What the task asks:
Take the material below and write it all out again exactly.

※

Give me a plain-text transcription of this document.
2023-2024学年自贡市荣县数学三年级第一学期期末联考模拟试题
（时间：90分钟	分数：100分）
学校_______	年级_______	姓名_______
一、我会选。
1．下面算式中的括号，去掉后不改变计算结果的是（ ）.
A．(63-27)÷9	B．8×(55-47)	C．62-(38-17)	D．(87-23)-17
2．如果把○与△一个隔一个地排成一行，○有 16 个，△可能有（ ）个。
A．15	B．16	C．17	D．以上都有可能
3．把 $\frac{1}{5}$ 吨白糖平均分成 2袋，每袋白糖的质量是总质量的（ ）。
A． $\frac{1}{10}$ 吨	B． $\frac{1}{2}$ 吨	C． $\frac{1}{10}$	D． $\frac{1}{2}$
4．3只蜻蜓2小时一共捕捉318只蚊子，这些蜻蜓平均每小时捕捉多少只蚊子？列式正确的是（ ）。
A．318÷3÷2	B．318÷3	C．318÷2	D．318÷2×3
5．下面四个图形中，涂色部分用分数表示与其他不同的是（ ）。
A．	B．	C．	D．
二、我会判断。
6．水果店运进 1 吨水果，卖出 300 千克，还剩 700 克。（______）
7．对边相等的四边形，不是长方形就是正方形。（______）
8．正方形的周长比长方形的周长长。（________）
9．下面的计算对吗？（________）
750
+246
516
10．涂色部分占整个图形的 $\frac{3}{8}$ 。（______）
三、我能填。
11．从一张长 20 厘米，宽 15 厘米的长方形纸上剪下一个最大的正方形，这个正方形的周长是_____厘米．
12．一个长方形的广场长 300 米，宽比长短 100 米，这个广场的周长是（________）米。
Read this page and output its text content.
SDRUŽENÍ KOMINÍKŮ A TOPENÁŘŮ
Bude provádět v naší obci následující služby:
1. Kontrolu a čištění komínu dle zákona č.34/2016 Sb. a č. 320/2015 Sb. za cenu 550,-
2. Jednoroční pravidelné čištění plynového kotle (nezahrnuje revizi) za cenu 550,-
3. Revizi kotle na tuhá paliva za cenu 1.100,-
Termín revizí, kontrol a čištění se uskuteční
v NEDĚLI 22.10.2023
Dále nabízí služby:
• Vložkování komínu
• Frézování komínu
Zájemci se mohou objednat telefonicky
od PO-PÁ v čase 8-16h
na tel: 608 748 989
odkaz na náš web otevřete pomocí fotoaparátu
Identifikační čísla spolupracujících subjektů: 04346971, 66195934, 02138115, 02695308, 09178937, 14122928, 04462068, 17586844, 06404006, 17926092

※

Expected answer:
Give me a plain-text transcription of this document.
2023-2024学年自贡市荣县数学三年级第一学期期末联考模拟试题
（时间：90分钟	分数：100分）
学校_______	年级_______	姓名_______
一、我会选。
1．下面算式中的括号，去掉后不改变计算结果的是（ ）.
A．(63-27)÷9	B．8×(55-47)	C．62-(38-17)	D．(87-23)-17
2．如果把○与△一个隔一个地排成一行，○有 16 个，△可能有（ ）个。
A．15	B．16	C．17	D．以上都有可能
3．把 $\frac{1}{5}$ 吨白糖平均分成 2袋，每袋白糖的质量是总质量的（ ）。
A． $\frac{1}{10}$ 吨	B． $\frac{1}{2}$ 吨	C． $\frac{1}{10}$	D． $\frac{1}{2}$
4．3只蜻蜓2小时一共捕捉318只蚊子，这些蜻蜓平均每小时捕捉多少只蚊子？列式正确的是（ ）。
A．318÷3÷2	B．318÷3	C．318÷2	D．318÷2×3
5．下面四个图形中，涂色部分用分数表示与其他不同的是（ ）。
A．	B．	C．	D．
二、我会判断。
6．水果店运进 1 吨水果，卖出 300 千克，还剩 700 克。（______）
7．对边相等的四边形，不是长方形就是正方形。（______）
8．正方形的周长比长方形的周长长。（________）
9．下面的计算对吗？（________）
750
+246
516
10．涂色部分占整个图形的 $\frac{3}{8}$ 。（______）
三、我能填。
11．从一张长 20 厘米，宽 15 厘米的长方形纸上剪下一个最大的正方形，这个正方形的周长是_____厘米．
12．一个长方形的广场长 300 米，宽比长短 100 米，这个广场的周长是（________）米。
Read this page and output its text content.
SDRUŽENÍ KOMINÍKŮ A TOPENÁŘŮ
Bude provádět v naší obci následující služby:
1. Kontrolu a čištění komínu dle zákona č.34/2016 Sb. a č. 320/2015 Sb. za cenu 550,-
2. Jednoroční pravidelné čištění plynového kotle (nezahrnuje revizi) za cenu 550,-
3. Revizi kotle na tuhá paliva za cenu 1.100,-
Termín revizí, kontrol a čištění se uskuteční
v NEDĚLI 22.10.2023
Dále nabízí služby:
• Vložkování komínu
• Frézování komínu
Zájemci se mohou objednat telefonicky
od PO-PÁ v čase 8-16h
na tel: 608 748 989
odkaz na náš web otevřete pomocí fotoaparátu
Identifikační čísla spolupracujících subjektů: 04346971, 66195934, 02138115, 02695308, 09178937, 14122928, 04462068, 17586844, 06404006, 17926092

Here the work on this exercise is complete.